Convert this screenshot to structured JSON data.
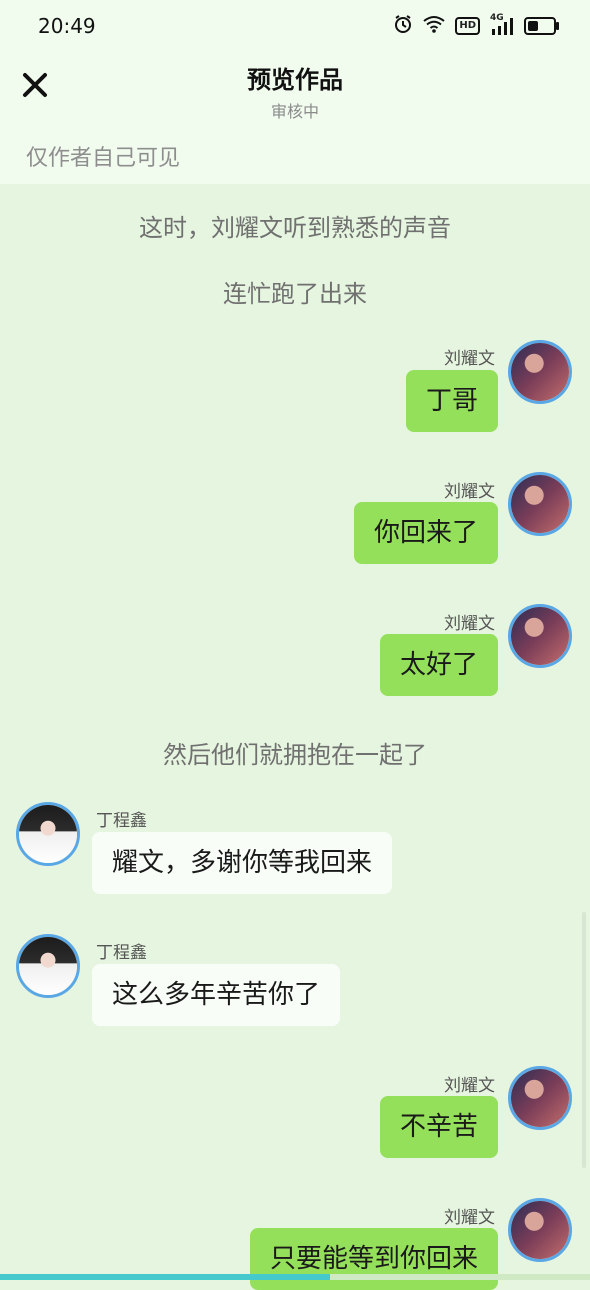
{
  "status_bar": {
    "time": "20:49",
    "icons": [
      "alarm-icon",
      "wifi-icon",
      "hd-icon",
      "4g-signal-icon",
      "battery-icon"
    ],
    "hd_label": "HD",
    "network_label": "4G"
  },
  "header": {
    "title": "预览作品",
    "subtitle": "审核中",
    "visibility_note": "仅作者自己可见",
    "close_icon": "close-icon"
  },
  "chat": {
    "narrations": [
      "这时，刘耀文听到熟悉的声音",
      "连忙跑了出来",
      "然后他们就拥抱在一起了"
    ],
    "messages": [
      {
        "sender": "刘耀文",
        "text": "丁哥"
      },
      {
        "sender": "刘耀文",
        "text": "你回来了"
      },
      {
        "sender": "刘耀文",
        "text": "太好了"
      },
      {
        "sender": "丁程鑫",
        "text": "耀文，多谢你等我回来"
      },
      {
        "sender": "丁程鑫",
        "text": "这么多年辛苦你了"
      },
      {
        "sender": "刘耀文",
        "text": "不辛苦"
      },
      {
        "sender": "刘耀文",
        "text": "只要能等到你回来"
      }
    ]
  },
  "colors": {
    "background": "#e6f5df",
    "header_background": "#f1fcef",
    "right_bubble": "#95e05a",
    "left_bubble": "#f9fdf8",
    "avatar_border": "#5aa7e6",
    "progress": "#46c9cc"
  },
  "progress": 0.56
}
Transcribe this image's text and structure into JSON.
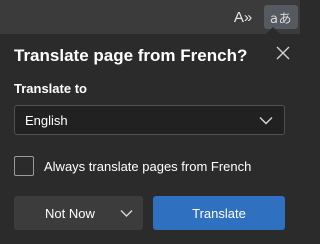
{
  "toolbar": {
    "read_aloud_icon": "read-aloud-icon",
    "read_aloud_glyph": "A»",
    "translate_icon": "translate-icon",
    "translate_glyph": "aあ"
  },
  "translate_flyout": {
    "title": "Translate page from French?",
    "translate_to_label": "Translate to",
    "selected_language": "English",
    "always_translate_label": "Always translate pages from French",
    "always_translate_checked": false,
    "not_now_label": "Not Now",
    "translate_label": "Translate"
  },
  "colors": {
    "background": "#2b2b2b",
    "toolbar": "#3b3b3b",
    "primary_button": "#2f71c0",
    "secondary_button": "#3c3c3c"
  }
}
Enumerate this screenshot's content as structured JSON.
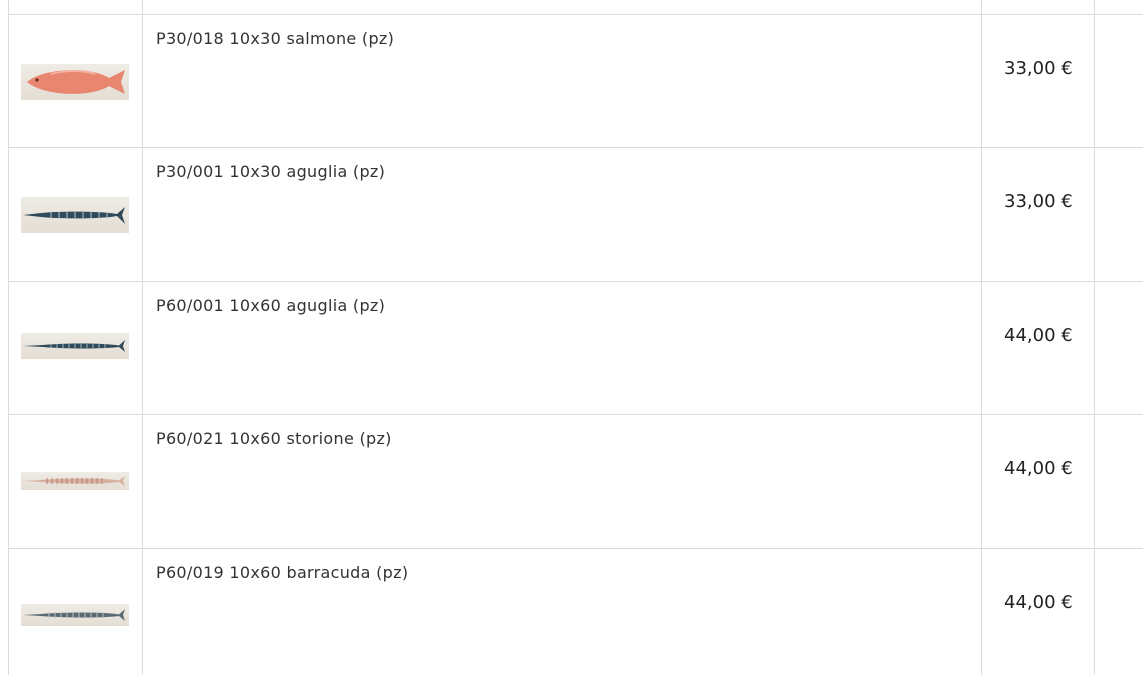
{
  "products": [
    {
      "name": "P30/018 10x30 salmone (pz)",
      "price": "33,00 €",
      "thumbnail_icon": "salmon-fish-tile-image",
      "fish_color": "#e8866f"
    },
    {
      "name": "P30/001 10x30 aguglia (pz)",
      "price": "33,00 €",
      "thumbnail_icon": "needlefish-tile-image",
      "fish_color": "#2f4a5a"
    },
    {
      "name": "P60/001 10x60 aguglia (pz)",
      "price": "44,00 €",
      "thumbnail_icon": "needlefish-tile-image",
      "fish_color": "#2f4a5a"
    },
    {
      "name": "P60/021 10x60 storione (pz)",
      "price": "44,00 €",
      "thumbnail_icon": "sturgeon-tile-image",
      "fish_color": "#b7806e"
    },
    {
      "name": "P60/019 10x60 barracuda (pz)",
      "price": "44,00 €",
      "thumbnail_icon": "barracuda-tile-image",
      "fish_color": "#5b6a72"
    }
  ]
}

Job: Set the listing down in full and exactly. Pictures within it should not appear in the copy.

Solved exercise:
Convert this screenshot to structured JSON data.
{
  "status_bar": {
    "time": "20:49",
    "icons": [
      "alarm-icon",
      "wifi-icon",
      "hd-icon",
      "4g-signal-icon",
      "battery-icon"
    ],
    "hd_label": "HD",
    "network_label": "4G"
  },
  "header": {
    "title": "预览作品",
    "subtitle": "审核中",
    "visibility_note": "仅作者自己可见",
    "close_icon": "close-icon"
  },
  "chat": {
    "narrations": [
      "这时，刘耀文听到熟悉的声音",
      "连忙跑了出来",
      "然后他们就拥抱在一起了"
    ],
    "messages": [
      {
        "sender": "刘耀文",
        "text": "丁哥"
      },
      {
        "sender": "刘耀文",
        "text": "你回来了"
      },
      {
        "sender": "刘耀文",
        "text": "太好了"
      },
      {
        "sender": "丁程鑫",
        "text": "耀文，多谢你等我回来"
      },
      {
        "sender": "丁程鑫",
        "text": "这么多年辛苦你了"
      },
      {
        "sender": "刘耀文",
        "text": "不辛苦"
      },
      {
        "sender": "刘耀文",
        "text": "只要能等到你回来"
      }
    ]
  },
  "colors": {
    "background": "#e6f5df",
    "header_background": "#f1fcef",
    "right_bubble": "#95e05a",
    "left_bubble": "#f9fdf8",
    "avatar_border": "#5aa7e6",
    "progress": "#46c9cc"
  },
  "progress": 0.56
}
Transcribe this image's text and structure into JSON.
{
  "toolbar": {
    "read_aloud_icon": "read-aloud-icon",
    "read_aloud_glyph": "A»",
    "translate_icon": "translate-icon",
    "translate_glyph": "aあ"
  },
  "translate_flyout": {
    "title": "Translate page from French?",
    "translate_to_label": "Translate to",
    "selected_language": "English",
    "always_translate_label": "Always translate pages from French",
    "always_translate_checked": false,
    "not_now_label": "Not Now",
    "translate_label": "Translate"
  },
  "colors": {
    "background": "#2b2b2b",
    "toolbar": "#3b3b3b",
    "primary_button": "#2f71c0",
    "secondary_button": "#3c3c3c"
  }
}
Enumerate this screenshot's content as structured JSON.
{
  "products": [
    {
      "name": "P30/018 10x30 salmone (pz)",
      "price": "33,00 €",
      "thumbnail_icon": "salmon-fish-tile-image",
      "fish_color": "#e8866f"
    },
    {
      "name": "P30/001 10x30 aguglia (pz)",
      "price": "33,00 €",
      "thumbnail_icon": "needlefish-tile-image",
      "fish_color": "#2f4a5a"
    },
    {
      "name": "P60/001 10x60 aguglia (pz)",
      "price": "44,00 €",
      "thumbnail_icon": "needlefish-tile-image",
      "fish_color": "#2f4a5a"
    },
    {
      "name": "P60/021 10x60 storione (pz)",
      "price": "44,00 €",
      "thumbnail_icon": "sturgeon-tile-image",
      "fish_color": "#b7806e"
    },
    {
      "name": "P60/019 10x60 barracuda (pz)",
      "price": "44,00 €",
      "thumbnail_icon": "barracuda-tile-image",
      "fish_color": "#5b6a72"
    }
  ]
}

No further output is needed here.